> [TASK INSTRUCTIONS]: Leaving out the pictures, transcribe all of the records faithfully.

-=-=-

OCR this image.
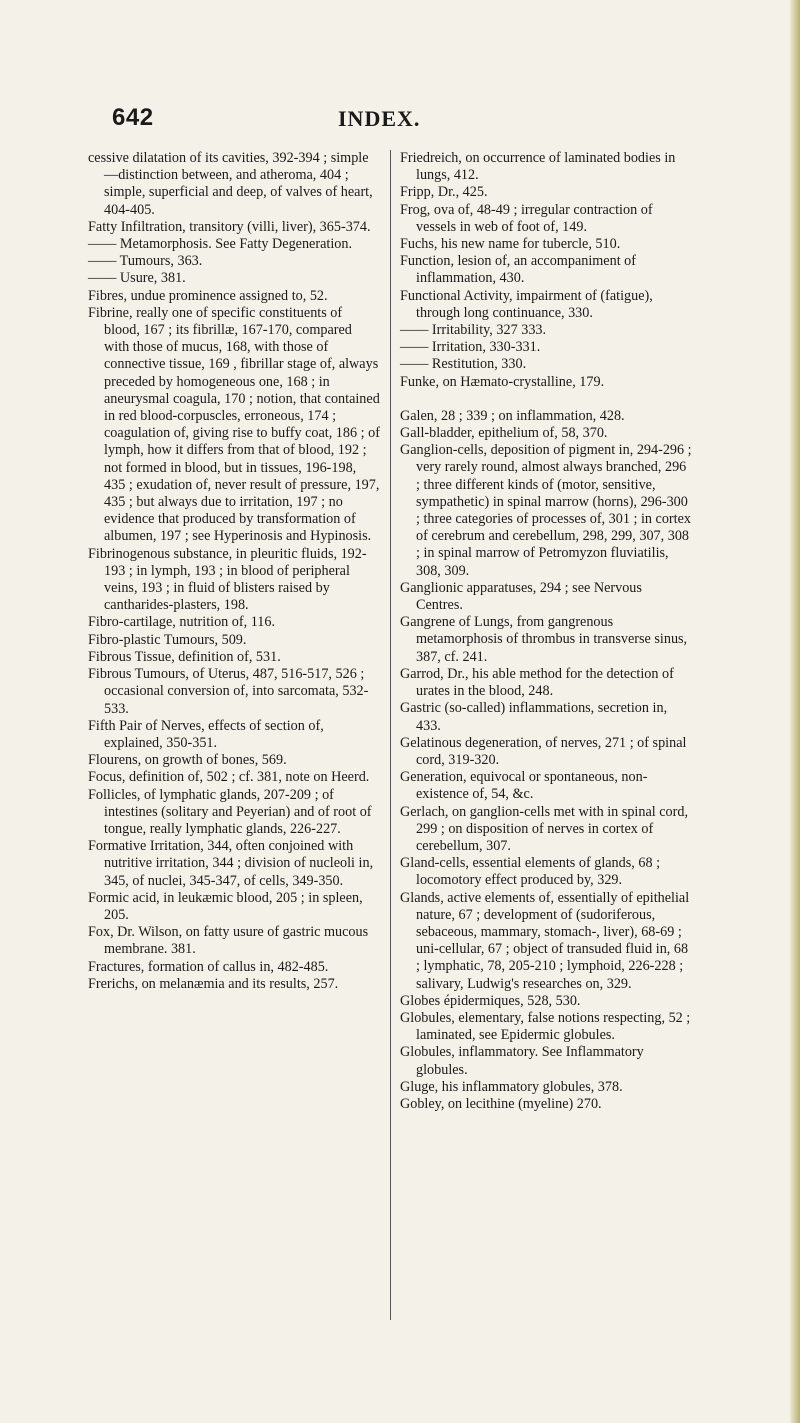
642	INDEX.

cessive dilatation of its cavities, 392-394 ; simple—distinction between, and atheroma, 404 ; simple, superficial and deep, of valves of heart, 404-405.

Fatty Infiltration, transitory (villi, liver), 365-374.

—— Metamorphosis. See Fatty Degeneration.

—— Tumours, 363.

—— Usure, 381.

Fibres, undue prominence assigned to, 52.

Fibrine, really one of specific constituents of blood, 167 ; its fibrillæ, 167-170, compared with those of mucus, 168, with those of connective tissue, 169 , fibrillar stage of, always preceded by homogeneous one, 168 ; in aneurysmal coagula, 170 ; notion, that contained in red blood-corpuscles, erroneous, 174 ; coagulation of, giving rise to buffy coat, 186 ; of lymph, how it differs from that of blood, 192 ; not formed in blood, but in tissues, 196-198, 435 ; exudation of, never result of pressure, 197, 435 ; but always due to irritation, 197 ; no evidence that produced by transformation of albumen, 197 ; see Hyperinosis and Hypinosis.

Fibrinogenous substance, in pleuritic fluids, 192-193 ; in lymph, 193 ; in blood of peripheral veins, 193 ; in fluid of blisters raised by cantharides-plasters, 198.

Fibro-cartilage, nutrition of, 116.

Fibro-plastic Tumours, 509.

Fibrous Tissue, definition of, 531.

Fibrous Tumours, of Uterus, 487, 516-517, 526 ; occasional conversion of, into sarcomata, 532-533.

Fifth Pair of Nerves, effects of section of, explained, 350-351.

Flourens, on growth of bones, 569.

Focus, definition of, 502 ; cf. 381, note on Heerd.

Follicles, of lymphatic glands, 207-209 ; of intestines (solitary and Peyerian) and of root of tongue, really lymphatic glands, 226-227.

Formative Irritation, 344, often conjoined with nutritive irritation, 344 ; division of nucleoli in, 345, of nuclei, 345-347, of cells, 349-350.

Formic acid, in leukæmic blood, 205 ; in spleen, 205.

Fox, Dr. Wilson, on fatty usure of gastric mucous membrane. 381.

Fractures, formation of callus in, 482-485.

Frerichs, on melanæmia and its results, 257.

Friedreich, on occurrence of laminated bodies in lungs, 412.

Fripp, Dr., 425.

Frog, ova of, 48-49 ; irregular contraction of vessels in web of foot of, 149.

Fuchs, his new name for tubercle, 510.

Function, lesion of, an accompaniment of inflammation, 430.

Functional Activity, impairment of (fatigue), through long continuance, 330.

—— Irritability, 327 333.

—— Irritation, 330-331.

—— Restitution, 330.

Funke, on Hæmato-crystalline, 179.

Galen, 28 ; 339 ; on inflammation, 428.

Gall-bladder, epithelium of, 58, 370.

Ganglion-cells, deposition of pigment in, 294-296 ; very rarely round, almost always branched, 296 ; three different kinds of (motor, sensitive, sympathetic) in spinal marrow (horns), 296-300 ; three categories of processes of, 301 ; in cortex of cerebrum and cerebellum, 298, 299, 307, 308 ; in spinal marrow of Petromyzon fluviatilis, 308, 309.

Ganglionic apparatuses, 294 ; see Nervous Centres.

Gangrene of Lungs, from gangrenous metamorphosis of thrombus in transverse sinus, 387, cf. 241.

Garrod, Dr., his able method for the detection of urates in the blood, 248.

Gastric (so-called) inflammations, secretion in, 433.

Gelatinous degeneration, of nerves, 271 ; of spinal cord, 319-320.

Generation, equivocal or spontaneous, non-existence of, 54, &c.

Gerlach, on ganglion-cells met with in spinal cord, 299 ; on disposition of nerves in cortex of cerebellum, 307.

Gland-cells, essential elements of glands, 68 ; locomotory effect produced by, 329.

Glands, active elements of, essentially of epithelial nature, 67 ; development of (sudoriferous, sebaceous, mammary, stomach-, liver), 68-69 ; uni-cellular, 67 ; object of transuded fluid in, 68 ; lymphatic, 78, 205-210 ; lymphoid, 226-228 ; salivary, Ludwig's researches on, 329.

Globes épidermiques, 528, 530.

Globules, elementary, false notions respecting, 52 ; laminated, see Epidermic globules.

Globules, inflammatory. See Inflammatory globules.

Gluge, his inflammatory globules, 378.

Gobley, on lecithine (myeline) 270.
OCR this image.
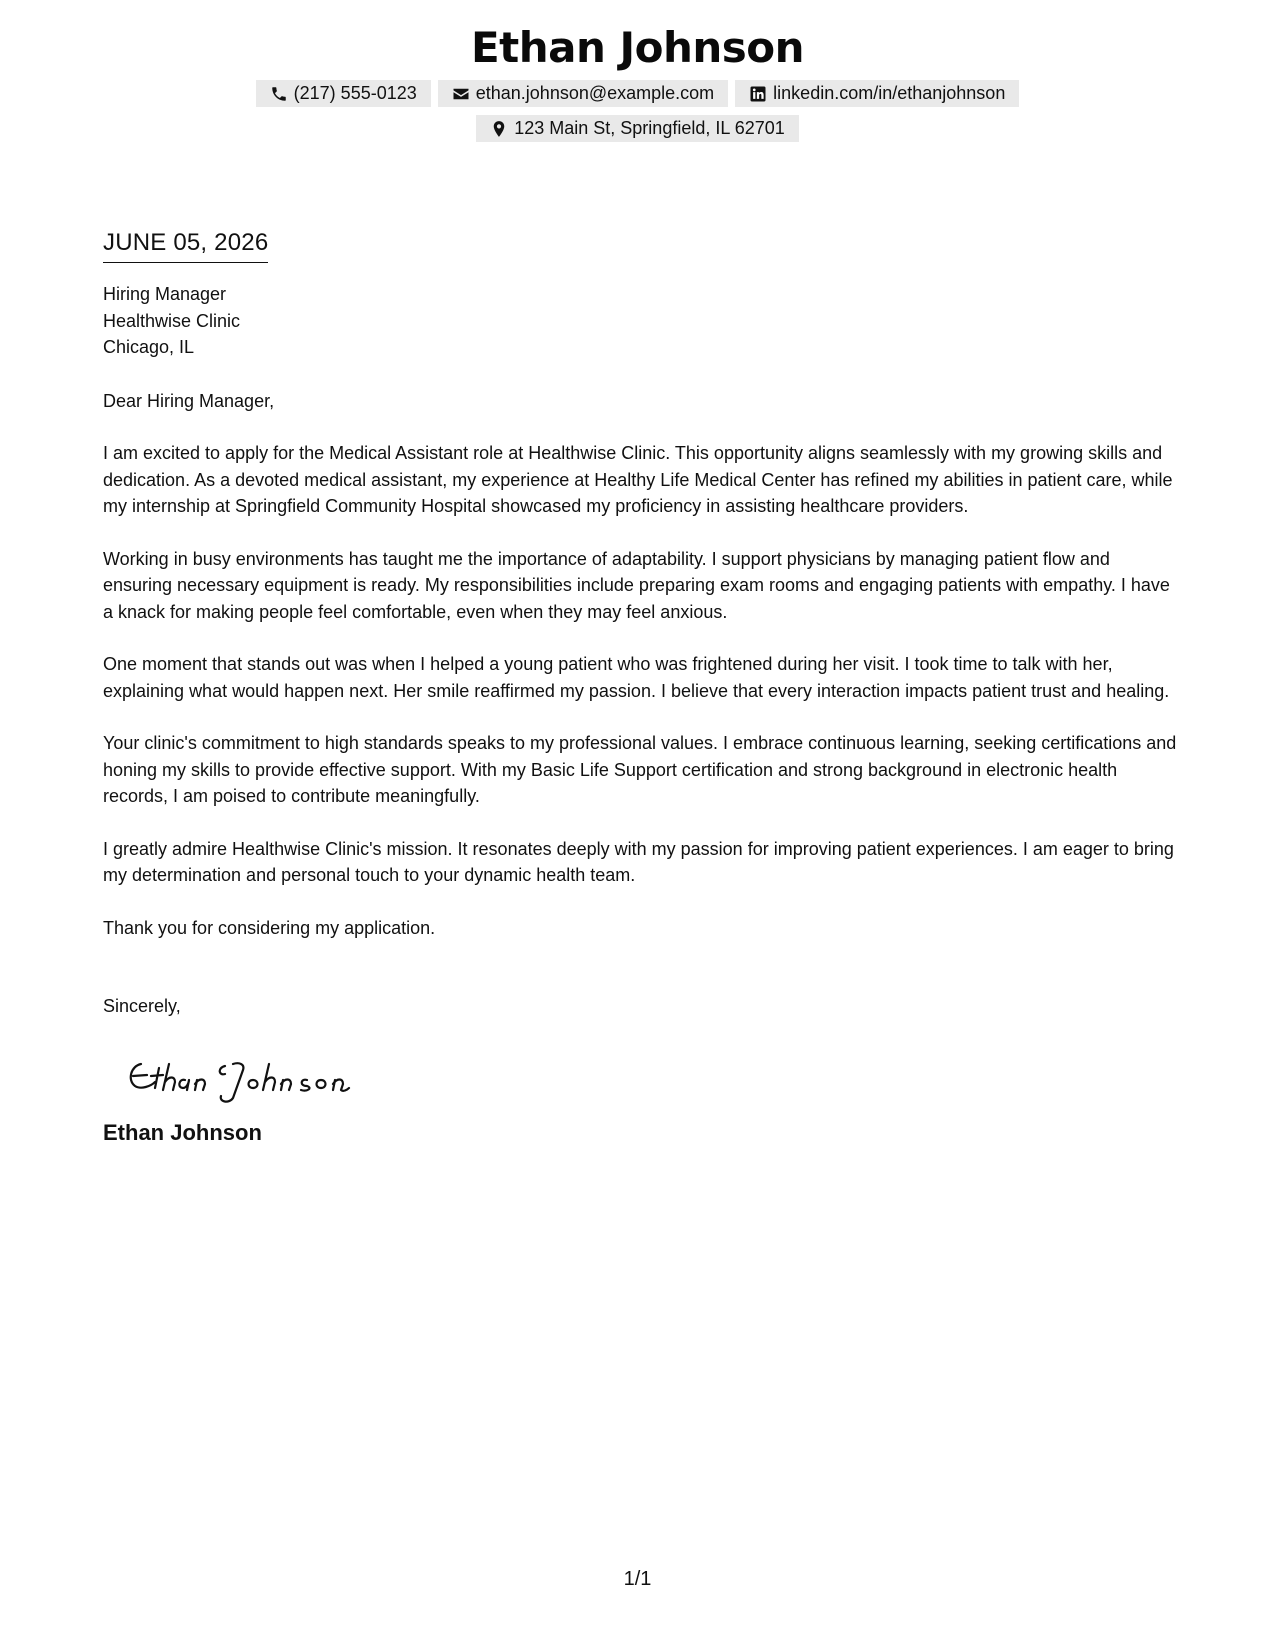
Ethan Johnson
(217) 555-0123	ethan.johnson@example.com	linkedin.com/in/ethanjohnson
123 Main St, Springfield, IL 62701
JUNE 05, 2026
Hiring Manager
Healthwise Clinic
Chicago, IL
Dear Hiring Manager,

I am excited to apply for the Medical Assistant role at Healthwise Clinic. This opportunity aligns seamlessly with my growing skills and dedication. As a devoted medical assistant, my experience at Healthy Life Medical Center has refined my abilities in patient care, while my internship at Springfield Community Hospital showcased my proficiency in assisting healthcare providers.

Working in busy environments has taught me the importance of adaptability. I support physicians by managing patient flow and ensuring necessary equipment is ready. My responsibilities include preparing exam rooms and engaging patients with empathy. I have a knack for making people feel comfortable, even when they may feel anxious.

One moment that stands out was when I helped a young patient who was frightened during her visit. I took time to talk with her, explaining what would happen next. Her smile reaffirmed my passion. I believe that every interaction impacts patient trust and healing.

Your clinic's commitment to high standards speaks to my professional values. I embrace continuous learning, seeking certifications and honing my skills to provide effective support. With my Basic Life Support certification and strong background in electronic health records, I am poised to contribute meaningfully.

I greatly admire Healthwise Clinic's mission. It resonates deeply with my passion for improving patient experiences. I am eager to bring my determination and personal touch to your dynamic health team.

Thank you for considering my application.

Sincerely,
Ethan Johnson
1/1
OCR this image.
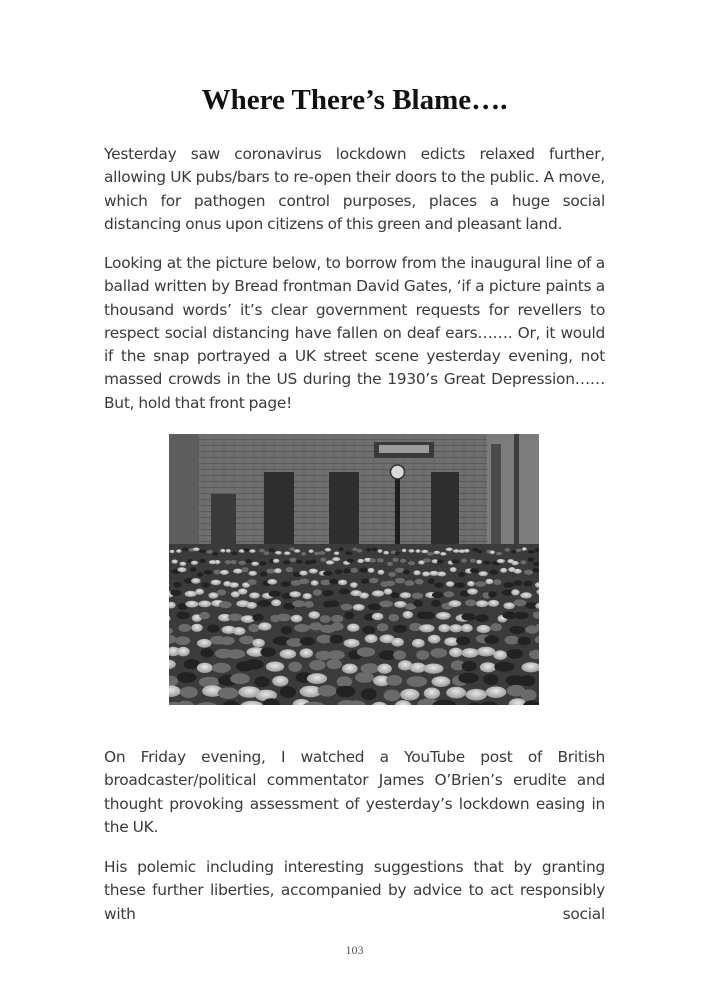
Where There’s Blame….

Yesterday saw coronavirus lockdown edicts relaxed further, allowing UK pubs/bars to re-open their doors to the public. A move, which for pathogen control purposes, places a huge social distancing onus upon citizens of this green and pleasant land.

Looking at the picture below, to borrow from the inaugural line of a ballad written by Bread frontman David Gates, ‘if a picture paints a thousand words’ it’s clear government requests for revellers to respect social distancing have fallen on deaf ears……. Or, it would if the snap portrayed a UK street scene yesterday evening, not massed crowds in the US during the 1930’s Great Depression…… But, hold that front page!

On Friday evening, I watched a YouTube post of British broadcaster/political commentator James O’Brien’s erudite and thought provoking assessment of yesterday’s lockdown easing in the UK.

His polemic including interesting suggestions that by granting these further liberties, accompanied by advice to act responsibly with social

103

-=-=-

> [ANSWER BELOW]:
OCR this image.
642	INDEX.

cessive dilatation of its cavities, 392-394 ; simple—distinction between, and atheroma, 404 ; simple, superficial and deep, of valves of heart, 404-405.

Fatty Infiltration, transitory (villi, liver), 365-374.

—— Metamorphosis. See Fatty Degeneration.

—— Tumours, 363.

—— Usure, 381.

Fibres, undue prominence assigned to, 52.

Fibrine, really one of specific constituents of blood, 167 ; its fibrillæ, 167-170, compared with those of mucus, 168, with those of connective tissue, 169 , fibrillar stage of, always preceded by homogeneous one, 168 ; in aneurysmal coagula, 170 ; notion, that contained in red blood-corpuscles, erroneous, 174 ; coagulation of, giving rise to buffy coat, 186 ; of lymph, how it differs from that of blood, 192 ; not formed in blood, but in tissues, 196-198, 435 ; exudation of, never result of pressure, 197, 435 ; but always due to irritation, 197 ; no evidence that produced by transformation of albumen, 197 ; see Hyperinosis and Hypinosis.

Fibrinogenous substance, in pleuritic fluids, 192-193 ; in lymph, 193 ; in blood of peripheral veins, 193 ; in fluid of blisters raised by cantharides-plasters, 198.

Fibro-cartilage, nutrition of, 116.

Fibro-plastic Tumours, 509.

Fibrous Tissue, definition of, 531.

Fibrous Tumours, of Uterus, 487, 516-517, 526 ; occasional conversion of, into sarcomata, 532-533.

Fifth Pair of Nerves, effects of section of, explained, 350-351.

Flourens, on growth of bones, 569.

Focus, definition of, 502 ; cf. 381, note on Heerd.

Follicles, of lymphatic glands, 207-209 ; of intestines (solitary and Peyerian) and of root of tongue, really lymphatic glands, 226-227.

Formative Irritation, 344, often conjoined with nutritive irritation, 344 ; division of nucleoli in, 345, of nuclei, 345-347, of cells, 349-350.

Formic acid, in leukæmic blood, 205 ; in spleen, 205.

Fox, Dr. Wilson, on fatty usure of gastric mucous membrane. 381.

Fractures, formation of callus in, 482-485.

Frerichs, on melanæmia and its results, 257.

Friedreich, on occurrence of laminated bodies in lungs, 412.

Fripp, Dr., 425.

Frog, ova of, 48-49 ; irregular contraction of vessels in web of foot of, 149.

Fuchs, his new name for tubercle, 510.

Function, lesion of, an accompaniment of inflammation, 430.

Functional Activity, impairment of (fatigue), through long continuance, 330.

—— Irritability, 327 333.

—— Irritation, 330-331.

—— Restitution, 330.

Funke, on Hæmato-crystalline, 179.

Galen, 28 ; 339 ; on inflammation, 428.

Gall-bladder, epithelium of, 58, 370.

Ganglion-cells, deposition of pigment in, 294-296 ; very rarely round, almost always branched, 296 ; three different kinds of (motor, sensitive, sympathetic) in spinal marrow (horns), 296-300 ; three categories of processes of, 301 ; in cortex of cerebrum and cerebellum, 298, 299, 307, 308 ; in spinal marrow of Petromyzon fluviatilis, 308, 309.

Ganglionic apparatuses, 294 ; see Nervous Centres.

Gangrene of Lungs, from gangrenous metamorphosis of thrombus in transverse sinus, 387, cf. 241.

Garrod, Dr., his able method for the detection of urates in the blood, 248.

Gastric (so-called) inflammations, secretion in, 433.

Gelatinous degeneration, of nerves, 271 ; of spinal cord, 319-320.

Generation, equivocal or spontaneous, non-existence of, 54, &c.

Gerlach, on ganglion-cells met with in spinal cord, 299 ; on disposition of nerves in cortex of cerebellum, 307.

Gland-cells, essential elements of glands, 68 ; locomotory effect produced by, 329.

Glands, active elements of, essentially of epithelial nature, 67 ; development of (sudoriferous, sebaceous, mammary, stomach-, liver), 68-69 ; uni-cellular, 67 ; object of transuded fluid in, 68 ; lymphatic, 78, 205-210 ; lymphoid, 226-228 ; salivary, Ludwig's researches on, 329.

Globes épidermiques, 528, 530.

Globules, elementary, false notions respecting, 52 ; laminated, see Epidermic globules.

Globules, inflammatory. See Inflammatory globules.

Gluge, his inflammatory globules, 378.

Gobley, on lecithine (myeline) 270.
OCR this image.
Ethan Johnson
(217) 555-0123	ethan.johnson@example.com	linkedin.com/in/ethanjohnson
123 Main St, Springfield, IL 62701
JUNE 05, 2026
Hiring Manager
Healthwise Clinic
Chicago, IL
Dear Hiring Manager,

I am excited to apply for the Medical Assistant role at Healthwise Clinic. This opportunity aligns seamlessly with my growing skills and dedication. As a devoted medical assistant, my experience at Healthy Life Medical Center has refined my abilities in patient care, while my internship at Springfield Community Hospital showcased my proficiency in assisting healthcare providers.

Working in busy environments has taught me the importance of adaptability. I support physicians by managing patient flow and ensuring necessary equipment is ready. My responsibilities include preparing exam rooms and engaging patients with empathy. I have a knack for making people feel comfortable, even when they may feel anxious.

One moment that stands out was when I helped a young patient who was frightened during her visit. I took time to talk with her, explaining what would happen next. Her smile reaffirmed my passion. I believe that every interaction impacts patient trust and healing.

Your clinic's commitment to high standards speaks to my professional values. I embrace continuous learning, seeking certifications and honing my skills to provide effective support. With my Basic Life Support certification and strong background in electronic health records, I am poised to contribute meaningfully.

I greatly admire Healthwise Clinic's mission. It resonates deeply with my passion for improving patient experiences. I am eager to bring my determination and personal touch to your dynamic health team.

Thank you for considering my application.

Sincerely,
Ethan Johnson
1/1
OCR this image.
Where There’s Blame….

Yesterday saw coronavirus lockdown edicts relaxed further, allowing UK pubs/bars to re-open their doors to the public. A move, which for pathogen control purposes, places a huge social distancing onus upon citizens of this green and pleasant land.

Looking at the picture below, to borrow from the inaugural line of a ballad written by Bread frontman David Gates, ‘if a picture paints a thousand words’ it’s clear government requests for revellers to respect social distancing have fallen on deaf ears……. Or, it would if the snap portrayed a UK street scene yesterday evening, not massed crowds in the US during the 1930’s Great Depression…… But, hold that front page!

On Friday evening, I watched a YouTube post of British broadcaster/political commentator James O’Brien’s erudite and thought provoking assessment of yesterday’s lockdown easing in the UK.

His polemic including interesting suggestions that by granting these further liberties, accompanied by advice to act responsibly with social

103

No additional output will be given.